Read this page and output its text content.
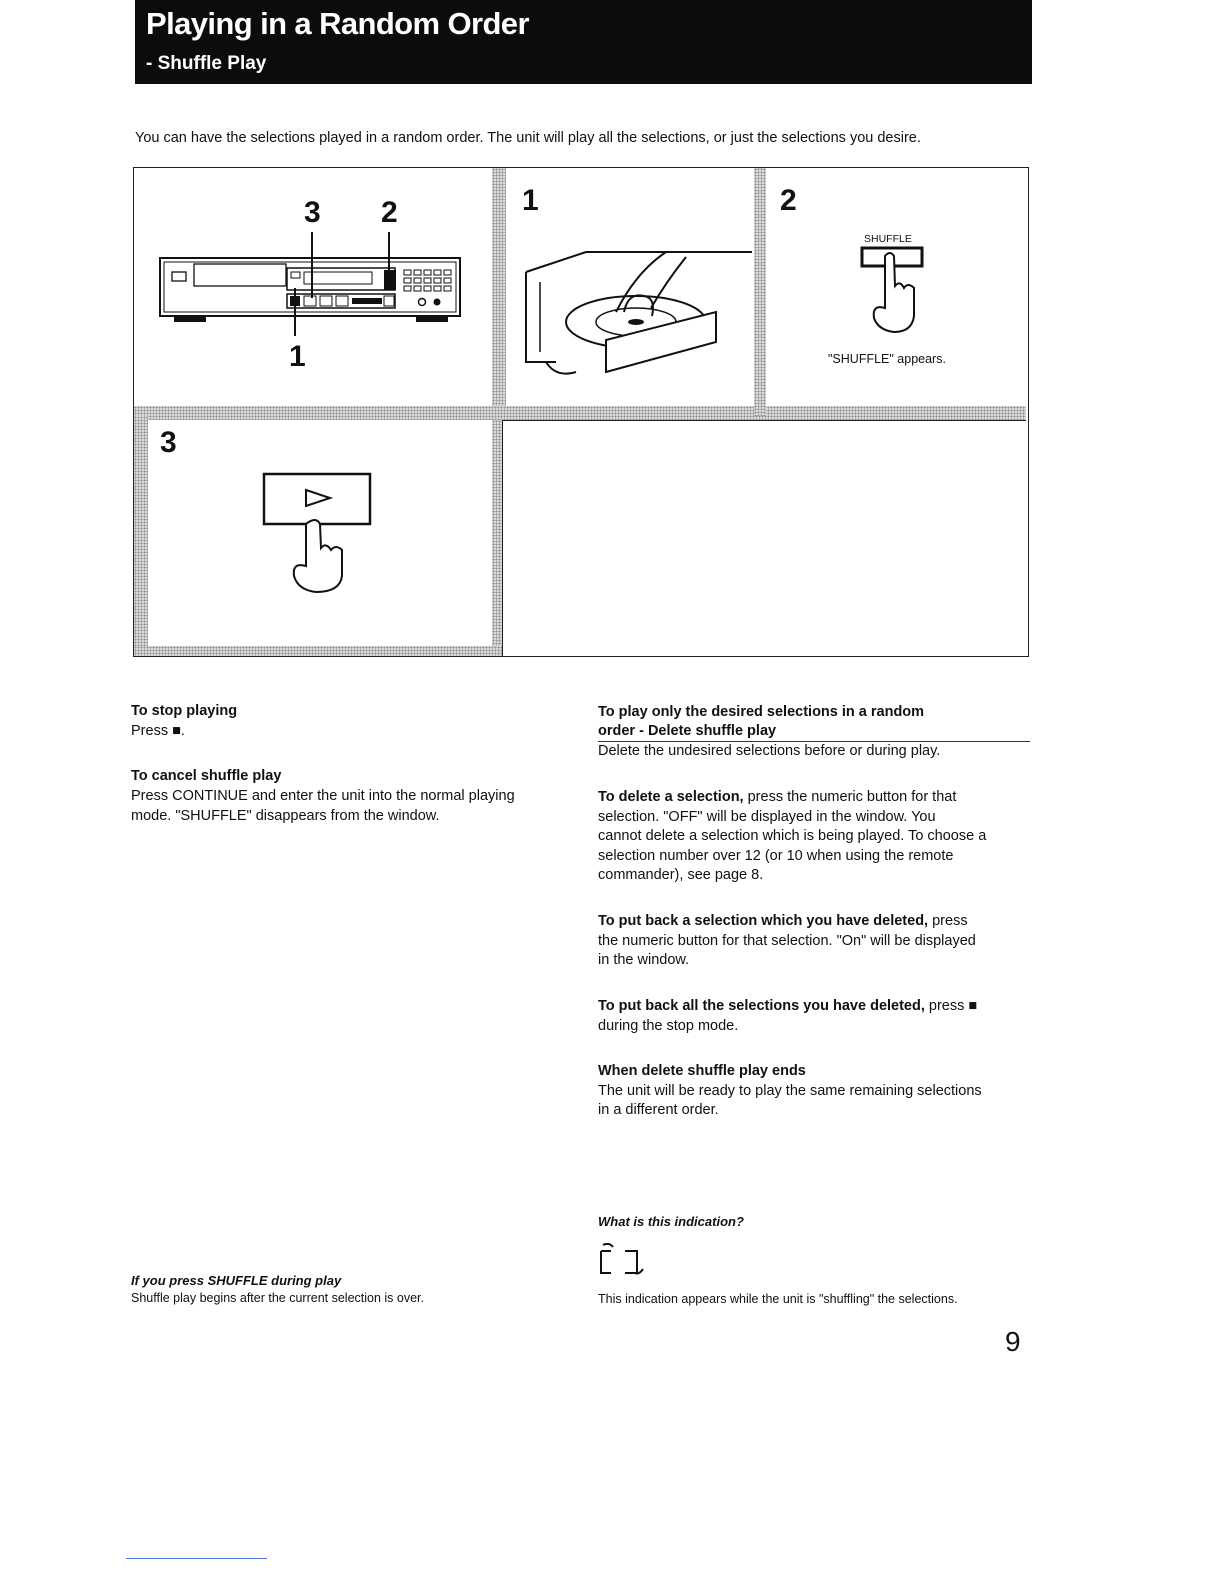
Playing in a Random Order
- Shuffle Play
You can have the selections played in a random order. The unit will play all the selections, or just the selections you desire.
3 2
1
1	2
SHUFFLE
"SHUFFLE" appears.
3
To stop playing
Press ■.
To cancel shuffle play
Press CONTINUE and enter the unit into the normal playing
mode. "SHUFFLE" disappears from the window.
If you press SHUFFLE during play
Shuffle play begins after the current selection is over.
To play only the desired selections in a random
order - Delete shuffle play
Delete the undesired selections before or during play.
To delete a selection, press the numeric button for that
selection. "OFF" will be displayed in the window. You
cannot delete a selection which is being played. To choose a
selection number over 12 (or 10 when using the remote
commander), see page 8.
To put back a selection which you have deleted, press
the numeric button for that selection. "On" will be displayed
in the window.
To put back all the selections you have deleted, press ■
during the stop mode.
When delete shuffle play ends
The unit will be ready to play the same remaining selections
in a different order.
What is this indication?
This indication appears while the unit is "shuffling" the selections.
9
::::::::
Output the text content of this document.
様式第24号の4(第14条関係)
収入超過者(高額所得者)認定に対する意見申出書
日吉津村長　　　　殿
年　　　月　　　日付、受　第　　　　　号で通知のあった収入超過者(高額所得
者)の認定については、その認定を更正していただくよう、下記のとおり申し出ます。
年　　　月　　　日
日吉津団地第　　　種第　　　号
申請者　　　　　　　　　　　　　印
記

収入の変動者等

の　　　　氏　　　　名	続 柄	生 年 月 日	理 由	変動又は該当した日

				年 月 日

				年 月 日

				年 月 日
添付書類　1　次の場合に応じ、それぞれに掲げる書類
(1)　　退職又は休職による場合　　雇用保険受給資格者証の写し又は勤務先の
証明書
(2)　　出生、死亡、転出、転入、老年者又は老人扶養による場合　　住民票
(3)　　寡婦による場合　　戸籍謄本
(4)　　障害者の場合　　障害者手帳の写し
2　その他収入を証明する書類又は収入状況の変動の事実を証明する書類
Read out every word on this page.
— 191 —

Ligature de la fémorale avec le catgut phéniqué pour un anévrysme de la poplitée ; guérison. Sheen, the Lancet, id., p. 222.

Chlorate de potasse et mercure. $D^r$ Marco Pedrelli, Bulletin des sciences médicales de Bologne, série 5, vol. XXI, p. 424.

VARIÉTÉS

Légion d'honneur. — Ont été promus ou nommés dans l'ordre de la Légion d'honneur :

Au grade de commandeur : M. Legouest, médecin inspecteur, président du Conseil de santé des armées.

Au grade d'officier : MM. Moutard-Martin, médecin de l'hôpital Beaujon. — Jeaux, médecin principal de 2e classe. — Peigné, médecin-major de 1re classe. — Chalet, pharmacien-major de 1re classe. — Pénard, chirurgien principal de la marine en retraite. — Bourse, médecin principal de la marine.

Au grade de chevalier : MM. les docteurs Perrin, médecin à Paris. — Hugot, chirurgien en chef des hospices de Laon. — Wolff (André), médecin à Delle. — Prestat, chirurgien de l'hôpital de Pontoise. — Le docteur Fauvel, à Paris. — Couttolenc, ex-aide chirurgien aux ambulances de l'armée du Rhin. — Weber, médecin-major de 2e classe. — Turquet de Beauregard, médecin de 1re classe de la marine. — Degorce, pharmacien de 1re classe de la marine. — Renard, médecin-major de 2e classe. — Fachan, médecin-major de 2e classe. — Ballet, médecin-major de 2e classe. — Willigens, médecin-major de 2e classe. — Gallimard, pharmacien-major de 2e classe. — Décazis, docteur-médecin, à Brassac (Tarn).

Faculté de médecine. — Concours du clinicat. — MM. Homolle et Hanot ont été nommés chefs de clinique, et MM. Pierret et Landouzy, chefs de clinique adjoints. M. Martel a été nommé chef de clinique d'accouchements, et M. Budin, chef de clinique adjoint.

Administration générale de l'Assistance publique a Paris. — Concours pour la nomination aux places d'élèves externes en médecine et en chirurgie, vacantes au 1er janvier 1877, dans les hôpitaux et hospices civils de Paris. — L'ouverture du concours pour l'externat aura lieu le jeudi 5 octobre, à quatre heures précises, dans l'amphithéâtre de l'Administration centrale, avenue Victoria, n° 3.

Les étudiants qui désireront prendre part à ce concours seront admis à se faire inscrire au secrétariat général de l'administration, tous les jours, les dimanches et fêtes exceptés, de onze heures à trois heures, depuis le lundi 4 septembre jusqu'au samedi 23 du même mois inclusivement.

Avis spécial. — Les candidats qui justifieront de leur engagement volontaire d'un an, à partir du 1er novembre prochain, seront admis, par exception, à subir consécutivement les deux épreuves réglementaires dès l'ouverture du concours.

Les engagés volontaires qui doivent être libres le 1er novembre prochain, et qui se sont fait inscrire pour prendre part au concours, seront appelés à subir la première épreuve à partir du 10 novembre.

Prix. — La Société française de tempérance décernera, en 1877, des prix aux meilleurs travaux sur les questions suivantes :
::::::::
### What to do
Write only the number of lines that include "window".

### Result of this task
3